◆ YOUR INSTRUCTIONS
No images are to be carried over; print all other material exactly as it stands.

◆ DATASET EXTRACT
========================================
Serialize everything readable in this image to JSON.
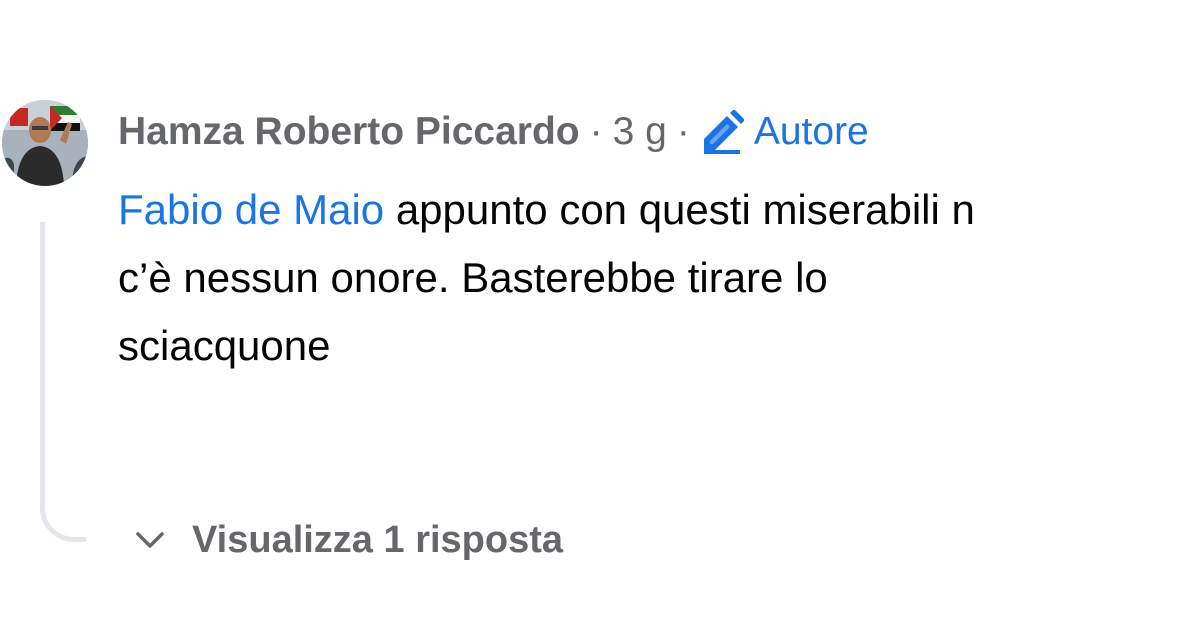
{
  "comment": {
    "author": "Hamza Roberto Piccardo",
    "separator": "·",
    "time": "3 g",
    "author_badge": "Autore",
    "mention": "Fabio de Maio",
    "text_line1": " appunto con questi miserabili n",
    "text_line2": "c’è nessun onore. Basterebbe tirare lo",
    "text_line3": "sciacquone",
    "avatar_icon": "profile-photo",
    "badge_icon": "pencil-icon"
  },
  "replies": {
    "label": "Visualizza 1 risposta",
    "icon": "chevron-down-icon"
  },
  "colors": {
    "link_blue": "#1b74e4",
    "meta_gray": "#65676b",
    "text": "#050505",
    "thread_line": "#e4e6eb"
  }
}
========================================
◆ TASK SOLUTION
Serialize everything readable in this image to JSON.
{
  "comment": {
    "author": "Hamza Roberto Piccardo",
    "separator": "·",
    "time": "3 g",
    "author_badge": "Autore",
    "mention": "Fabio de Maio",
    "text_line1": " appunto con questi miserabili n",
    "text_line2": "c’è nessun onore. Basterebbe tirare lo",
    "text_line3": "sciacquone",
    "avatar_icon": "profile-photo",
    "badge_icon": "pencil-icon"
  },
  "replies": {
    "label": "Visualizza 1 risposta",
    "icon": "chevron-down-icon"
  },
  "colors": {
    "link_blue": "#1b74e4",
    "meta_gray": "#65676b",
    "text": "#050505",
    "thread_line": "#e4e6eb"
  }
}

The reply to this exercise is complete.